> **Direction**: Keep the pictures out of the copy and repeat the records exactly.

══ Task input

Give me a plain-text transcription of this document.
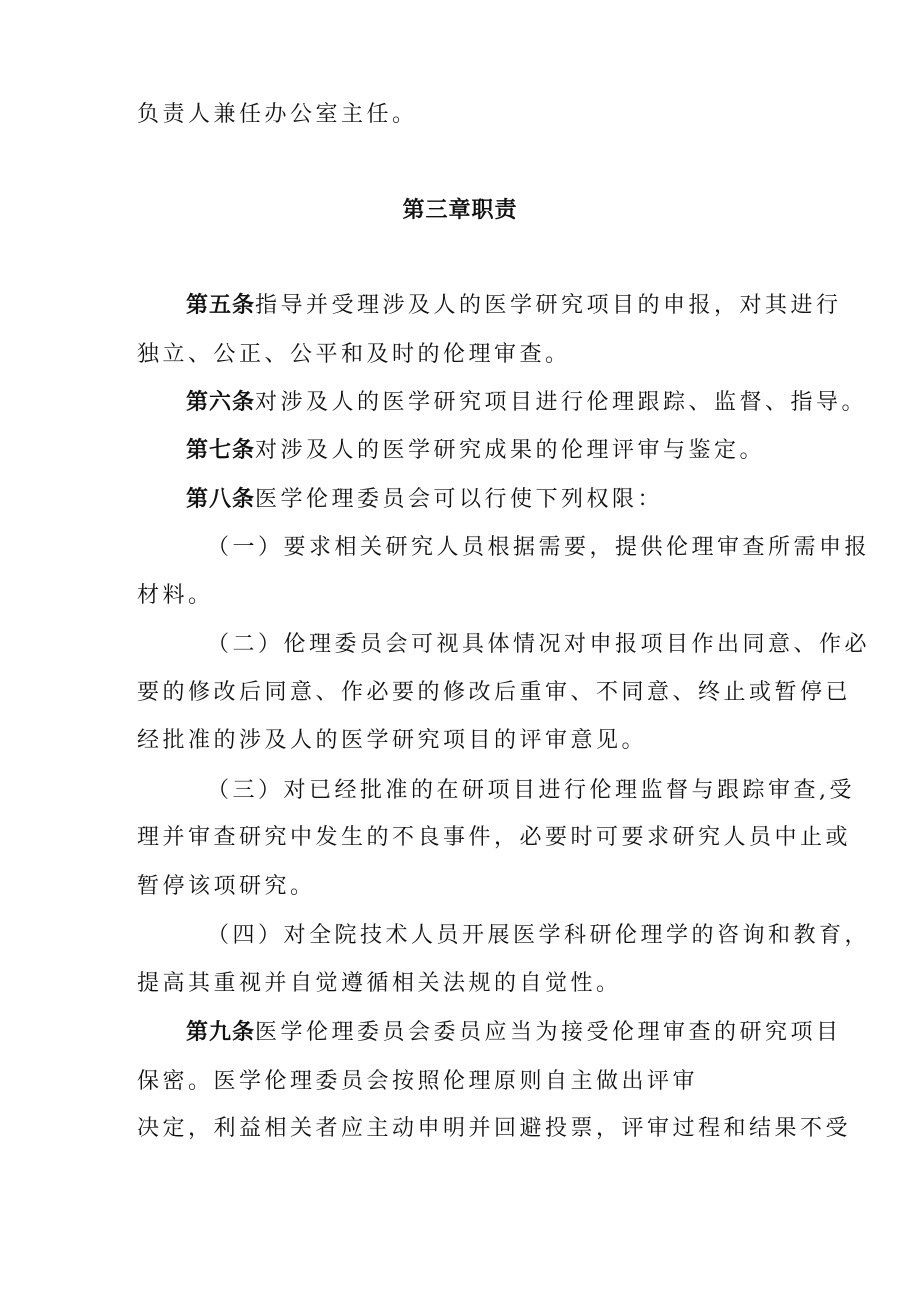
负责人兼任办公室主任。
第三章职责
第五条指导并受理涉及人的医学研究项目的申报，对其进行
独立、公正、公平和及时的伦理审查。
第六条对涉及人的医学研究项目进行伦理跟踪、监督、指导。
第七条对涉及人的医学研究成果的伦理评审与鉴定。
第八条医学伦理委员会可以行使下列权限：
（一）要求相关研究人员根据需要，提供伦理审查所需申报
材料。
（二）伦理委员会可视具体情况对申报项目作出同意、作必
要的修改后同意、作必要的修改后重审、不同意、终止或暂停已
经批准的涉及人的医学研究项目的评审意见。
（三）对已经批准的在研项目进行伦理监督与跟踪审查,受
理并审查研究中发生的不良事件，必要时可要求研究人员中止或
暂停该项研究。
（四）对全院技术人员开展医学科研伦理学的咨询和教育，
提高其重视并自觉遵循相关法规的自觉性。
第九条医学伦理委员会委员应当为接受伦理审查的研究项目
保密。医学伦理委员会按照伦理原则自主做出评审
决定，利益相关者应主动申明并回避投票，评审过程和结果不受
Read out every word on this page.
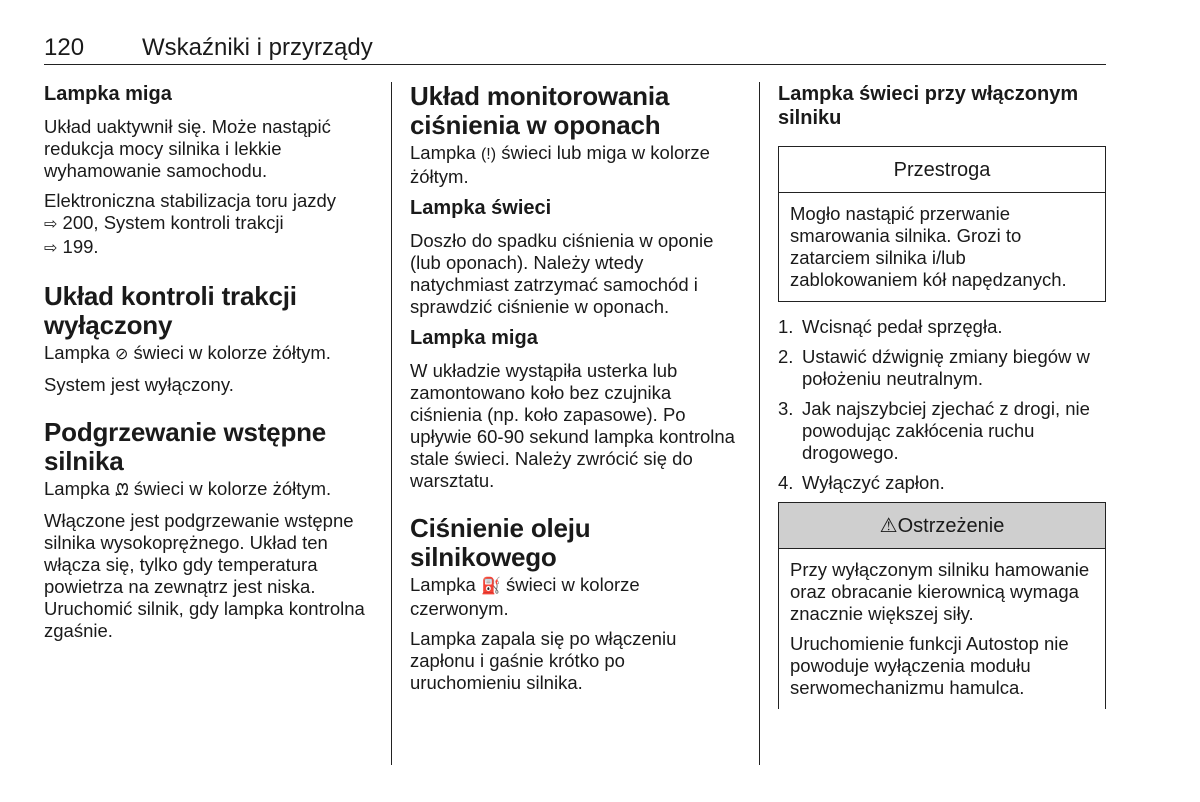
120 Wskaźniki i przyrządy
Lampka miga

Układ uaktywnił się. Może nastąpić redukcja mocy silnika i lekkie wyhamowanie samochodu.

Elektroniczna stabilizacja toru jazdy
⇨ 200, System kontroli trakcji
⇨ 199.

Układ kontroli trakcji wyłączony

Lampka ⊘ świeci w kolorze żółtym.

System jest wyłączony.

Podgrzewanie wstępne silnika

Lampka ᘻ świeci w kolorze żółtym.

Włączone jest podgrzewanie wstępne silnika wysokoprężnego. Układ ten włącza się, tylko gdy temperatura powietrza na zewnątrz jest niska. Uruchomić silnik, gdy lampka kontrolna zgaśnie.

Układ monitorowania ciśnienia w oponach

Lampka (!) świeci lub miga w kolorze żółtym.

Lampka świeci

Doszło do spadku ciśnienia w oponie (lub oponach). Należy wtedy natychmiast zatrzymać samochód i sprawdzić ciśnienie w oponach.

Lampka miga

W układzie wystąpiła usterka lub zamontowano koło bez czujnika ciśnienia (np. koło zapasowe). Po upływie 60-90 sekund lampka kontrolna stale świeci. Należy zwrócić się do warsztatu.

Ciśnienie oleju silnikowego

Lampka ⛽ świeci w kolorze czerwonym.

Lampka zapala się po włączeniu zapłonu i gaśnie krótko po uruchomieniu silnika.

Lampka świeci przy włączonym silniku
Przestroga

Mogło nastąpić przerwanie smarowania silnika. Grozi to zatarciem silnika i/lub zablokowaniem kół napędzanych.

1. Wcisnąć pedał sprzęgła.
2. Ustawić dźwignię zmiany biegów w położeniu neutralnym.
3. Jak najszybciej zjechać z drogi, nie powodując zakłócenia ruchu drogowego.
4. Wyłączyć zapłon.
⚠Ostrzeżenie

Przy wyłączonym silniku hamowanie oraz obracanie kierownicą wymaga znacznie większej siły.

Uruchomienie funkcji Autostop nie powoduje wyłączenia modułu serwomechanizmu hamulca.
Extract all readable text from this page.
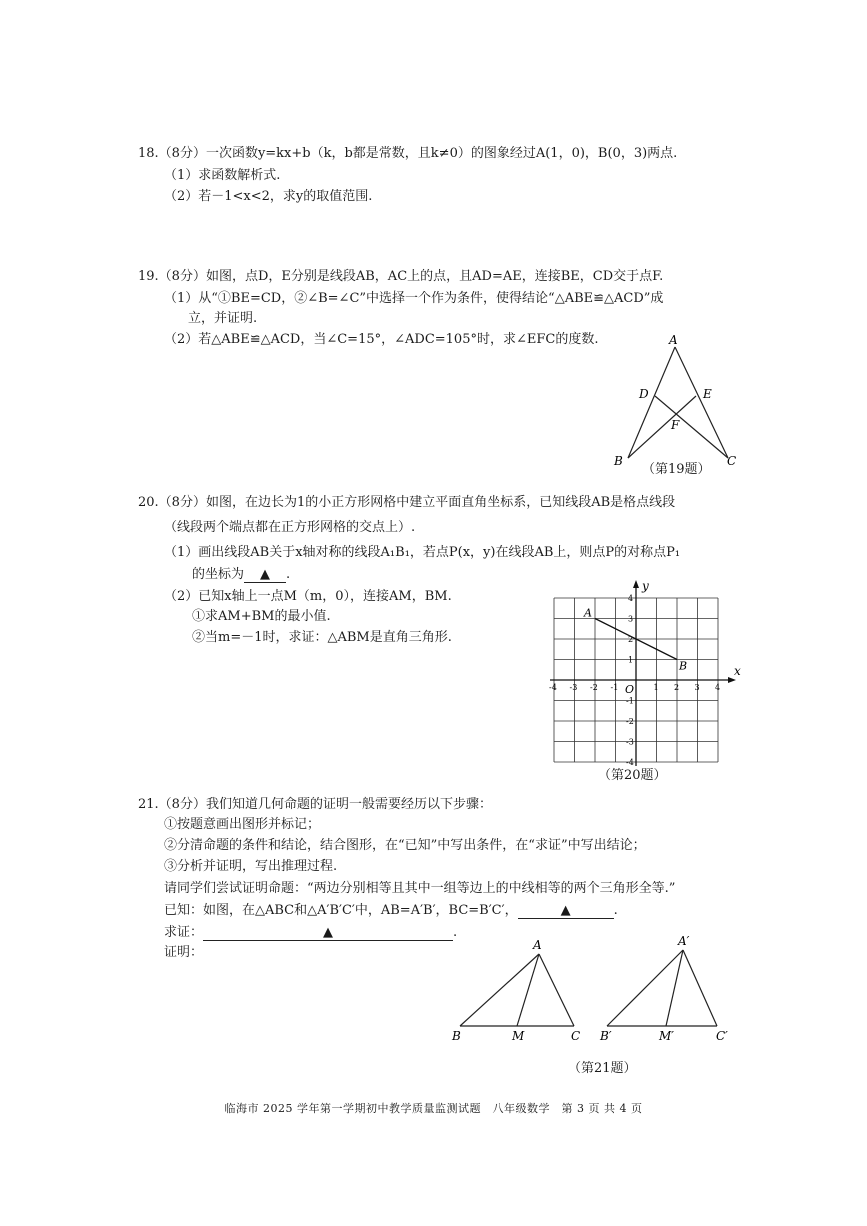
18.（8分）一次函数y=kx+b（k，b都是常数，且k≠0）的图象经过A(1，0)，B(0，3)两点.
（1）求函数解析式.
（2）若－1<x<2，求y的取值范围.
19.（8分）如图，点D，E分别是线段AB，AC上的点，且AD=AE，连接BE，CD交于点F.
（1）从“①BE=CD，②∠B=∠C”中选择一个作为条件，使得结论“△ABE≌△ACD”成
立，并证明.
（2）若△ABE≌△ACD，当∠C=15°，∠ADC=105°时，求∠EFC的度数.	A
B	C
D	E
F
（第19题）
20.（8分）如图，在边长为1的小正方形网格中建立平面直角坐标系，已知线段AB是格点线段
（线段两个端点都在正方形网格的交点上）.
（1）画出线段AB关于x轴对称的线段A₁B₁，若点P(x，y)在线段AB上，则点P的对称点P₁
的坐标为 ▲ .
（2）已知x轴上一点M（m，0），连接AM，BM.
①求AM+BM的最小值.
②当m=－1时，求证：△ABM是直角三角形.
x
y
O
-4 -3 -2 -1	1 2 3 4
4
3
2
1
-1
-2
-3
-4
A
B
（第20题）
21.（8分）我们知道几何命题的证明一般需要经历以下步骤：
①按题意画出图形并标记；
②分清命题的条件和结论，结合图形，在“已知”中写出条件，在“求证”中写出结论；
③分析并证明，写出推理过程.
请同学们尝试证明命题：“两边分别相等且其中一组等边上的中线相等的两个三角形全等.”
已知：如图，在△ABC和△A′B′C′中，AB=A′B′，BC=B′C′，	▲	.
求证：	▲	.
证明：	A
B	M	C
A′
B′	M′	C′
（第21题）
临海市 2025 学年第一学期初中教学质量监测试题　八年级数学　第 3 页 共 4 页
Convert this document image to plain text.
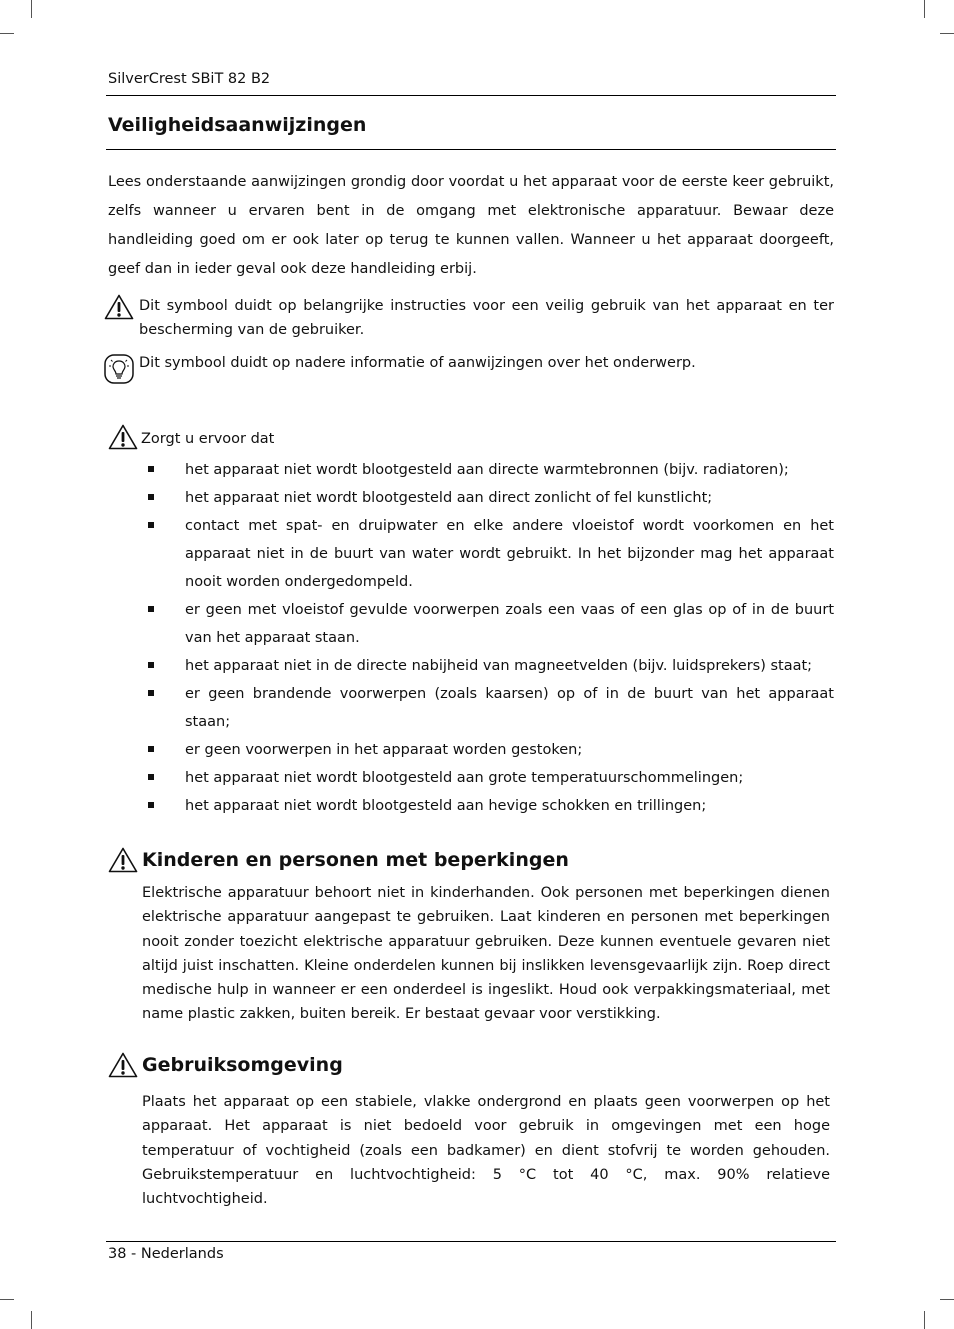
SilverCrest SBiT 82 B2
Veiligheidsaanwijzingen

Lees onderstaande aanwijzingen grondig door voordat u het apparaat voor de eerste keer gebruikt, zelfs wanneer u ervaren bent in de omgang met elektronische apparatuur. Bewaar deze handleiding goed om er ook later op terug te kunnen vallen. Wanneer u het apparaat doorgeeft, geef dan in ieder geval ook deze handleiding erbij.

Dit symbool duidt op belangrijke instructies voor een veilig gebruik van het apparaat en ter bescherming van de gebruiker.
Dit symbool duidt op nadere informatie of aanwijzingen over het onderwerp.
Zorgt u ervoor dat
het apparaat niet wordt blootgesteld aan directe warmtebronnen (bijv. radiatoren);
het apparaat niet wordt blootgesteld aan direct zonlicht of fel kunstlicht;
contact met spat- en druipwater en elke andere vloeistof wordt voorkomen en het apparaat niet in de buurt van water wordt gebruikt. In het bijzonder mag het apparaat nooit worden ondergedompeld.
er geen met vloeistof gevulde voorwerpen zoals een vaas of een glas op of in de buurt van het apparaat staan.
het apparaat niet in de directe nabijheid van magneetvelden (bijv. luidsprekers) staat;
er geen brandende voorwerpen (zoals kaarsen) op of in de buurt van het apparaat staan;
er geen voorwerpen in het apparaat worden gestoken;
het apparaat niet wordt blootgesteld aan grote temperatuurschommelingen;
het apparaat niet wordt blootgesteld aan hevige schokken en trillingen;
Kinderen en personen met beperkingen

Elektrische apparatuur behoort niet in kinderhanden. Ook personen met beperkingen dienen elektrische apparatuur aangepast te gebruiken. Laat kinderen en personen met beperkingen nooit zonder toezicht elektrische apparatuur gebruiken. Deze kunnen eventuele gevaren niet altijd juist inschatten. Kleine onderdelen kunnen bij inslikken levensgevaarlijk zijn. Roep direct medische hulp in wanneer er een onderdeel is ingeslikt. Houd ook verpakkingsmateriaal, met name plastic zakken, buiten bereik. Er bestaat gevaar voor verstikking.

Gebruiksomgeving

Plaats het apparaat op een stabiele, vlakke ondergrond en plaats geen voorwerpen op het apparaat. Het apparaat is niet bedoeld voor gebruik in omgevingen met een hoge temperatuur of vochtigheid (zoals een badkamer) en dient stofvrij te worden gehouden. Gebruikstemperatuur en luchtvochtigheid: 5 °C tot 40 °C, max. 90% relatieve luchtvochtigheid.

38 - Nederlands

════

> **Task solution**:
Give me a plain-text transcription of this document.
负责人兼任办公室主任。
第三章职责
第五条指导并受理涉及人的医学研究项目的申报，对其进行
独立、公正、公平和及时的伦理审查。
第六条对涉及人的医学研究项目进行伦理跟踪、监督、指导。
第七条对涉及人的医学研究成果的伦理评审与鉴定。
第八条医学伦理委员会可以行使下列权限：
（一）要求相关研究人员根据需要，提供伦理审查所需申报
材料。
（二）伦理委员会可视具体情况对申报项目作出同意、作必
要的修改后同意、作必要的修改后重审、不同意、终止或暂停已
经批准的涉及人的医学研究项目的评审意见。
（三）对已经批准的在研项目进行伦理监督与跟踪审查,受
理并审查研究中发生的不良事件，必要时可要求研究人员中止或
暂停该项研究。
（四）对全院技术人员开展医学科研伦理学的咨询和教育，
提高其重视并自觉遵循相关法规的自觉性。
第九条医学伦理委员会委员应当为接受伦理审查的研究项目
保密。医学伦理委员会按照伦理原则自主做出评审
决定，利益相关者应主动申明并回避投票，评审过程和结果不受
Read out every word on this page.
120 Wskaźniki i przyrządy
Lampka miga

Układ uaktywnił się. Może nastąpić redukcja mocy silnika i lekkie wyhamowanie samochodu.

Elektroniczna stabilizacja toru jazdy
⇨ 200, System kontroli trakcji
⇨ 199.

Układ kontroli trakcji wyłączony

Lampka ⊘ świeci w kolorze żółtym.

System jest wyłączony.

Podgrzewanie wstępne silnika

Lampka ᘻ świeci w kolorze żółtym.

Włączone jest podgrzewanie wstępne silnika wysokoprężnego. Układ ten włącza się, tylko gdy temperatura powietrza na zewnątrz jest niska. Uruchomić silnik, gdy lampka kontrolna zgaśnie.

Układ monitorowania ciśnienia w oponach

Lampka (!) świeci lub miga w kolorze żółtym.

Lampka świeci

Doszło do spadku ciśnienia w oponie (lub oponach). Należy wtedy natychmiast zatrzymać samochód i sprawdzić ciśnienie w oponach.

Lampka miga

W układzie wystąpiła usterka lub zamontowano koło bez czujnika ciśnienia (np. koło zapasowe). Po upływie 60-90 sekund lampka kontrolna stale świeci. Należy zwrócić się do warsztatu.

Ciśnienie oleju silnikowego

Lampka ⛽ świeci w kolorze czerwonym.

Lampka zapala się po włączeniu zapłonu i gaśnie krótko po uruchomieniu silnika.

Lampka świeci przy włączonym silniku
Przestroga

Mogło nastąpić przerwanie smarowania silnika. Grozi to zatarciem silnika i/lub zablokowaniem kół napędzanych.

1. Wcisnąć pedał sprzęgła.
2. Ustawić dźwignię zmiany biegów w położeniu neutralnym.
3. Jak najszybciej zjechać z drogi, nie powodując zakłócenia ruchu drogowego.
4. Wyłączyć zapłon.
⚠Ostrzeżenie

Przy wyłączonym silniku hamowanie oraz obracanie kierownicą wymaga znacznie większej siły.

Uruchomienie funkcji Autostop nie powoduje wyłączenia modułu serwomechanizmu hamulca.
Extract all readable text from this page.
18.（8分）一次函数y=kx+b（k，b都是常数，且k≠0）的图象经过A(1，0)，B(0，3)两点.
（1）求函数解析式.
（2）若－1<x<2，求y的取值范围.
19.（8分）如图，点D，E分别是线段AB，AC上的点，且AD=AE，连接BE，CD交于点F.
（1）从“①BE=CD，②∠B=∠C”中选择一个作为条件，使得结论“△ABE≌△ACD”成
立，并证明.
（2）若△ABE≌△ACD，当∠C=15°，∠ADC=105°时，求∠EFC的度数.	A
B	C
D	E
F
（第19题）
20.（8分）如图，在边长为1的小正方形网格中建立平面直角坐标系，已知线段AB是格点线段
（线段两个端点都在正方形网格的交点上）.
（1）画出线段AB关于x轴对称的线段A₁B₁，若点P(x，y)在线段AB上，则点P的对称点P₁
的坐标为 ▲ .
（2）已知x轴上一点M（m，0），连接AM，BM.
①求AM+BM的最小值.
②当m=－1时，求证：△ABM是直角三角形.
x
y
O
-4 -3 -2 -1	1 2 3 4
4
3
2
1
-1
-2
-3
-4
A
B
（第20题）
21.（8分）我们知道几何命题的证明一般需要经历以下步骤：
①按题意画出图形并标记；
②分清命题的条件和结论，结合图形，在“已知”中写出条件，在“求证”中写出结论；
③分析并证明，写出推理过程.
请同学们尝试证明命题：“两边分别相等且其中一组等边上的中线相等的两个三角形全等.”
已知：如图，在△ABC和△A′B′C′中，AB=A′B′，BC=B′C′，	▲	.
求证：	▲	.
证明：	A
B	M	C
A′
B′	M′	C′
（第21题）
临海市 2025 学年第一学期初中教学质量监测试题　八年级数学　第 3 页 共 4 页
Convert this document image to plain text.
SilverCrest SBiT 82 B2
Veiligheidsaanwijzingen

Lees onderstaande aanwijzingen grondig door voordat u het apparaat voor de eerste keer gebruikt, zelfs wanneer u ervaren bent in de omgang met elektronische apparatuur. Bewaar deze handleiding goed om er ook later op terug te kunnen vallen. Wanneer u het apparaat doorgeeft, geef dan in ieder geval ook deze handleiding erbij.

Dit symbool duidt op belangrijke instructies voor een veilig gebruik van het apparaat en ter bescherming van de gebruiker.
Dit symbool duidt op nadere informatie of aanwijzingen over het onderwerp.
Zorgt u ervoor dat
het apparaat niet wordt blootgesteld aan directe warmtebronnen (bijv. radiatoren);
het apparaat niet wordt blootgesteld aan direct zonlicht of fel kunstlicht;
contact met spat- en druipwater en elke andere vloeistof wordt voorkomen en het apparaat niet in de buurt van water wordt gebruikt. In het bijzonder mag het apparaat nooit worden ondergedompeld.
er geen met vloeistof gevulde voorwerpen zoals een vaas of een glas op of in de buurt van het apparaat staan.
het apparaat niet in de directe nabijheid van magneetvelden (bijv. luidsprekers) staat;
er geen brandende voorwerpen (zoals kaarsen) op of in de buurt van het apparaat staan;
er geen voorwerpen in het apparaat worden gestoken;
het apparaat niet wordt blootgesteld aan grote temperatuurschommelingen;
het apparaat niet wordt blootgesteld aan hevige schokken en trillingen;
Kinderen en personen met beperkingen

Elektrische apparatuur behoort niet in kinderhanden. Ook personen met beperkingen dienen elektrische apparatuur aangepast te gebruiken. Laat kinderen en personen met beperkingen nooit zonder toezicht elektrische apparatuur gebruiken. Deze kunnen eventuele gevaren niet altijd juist inschatten. Kleine onderdelen kunnen bij inslikken levensgevaarlijk zijn. Roep direct medische hulp in wanneer er een onderdeel is ingeslikt. Houd ook verpakkingsmateriaal, met name plastic zakken, buiten bereik. Er bestaat gevaar voor verstikking.

Gebruiksomgeving

Plaats het apparaat op een stabiele, vlakke ondergrond en plaats geen voorwerpen op het apparaat. Het apparaat is niet bedoeld voor gebruik in omgevingen met een hoge temperatuur of vochtigheid (zoals een badkamer) en dient stofvrij te worden gehouden. Gebruikstemperatuur en luchtvochtigheid: 5 °C tot 40 °C, max. 90% relatieve luchtvochtigheid.

38 - Nederlands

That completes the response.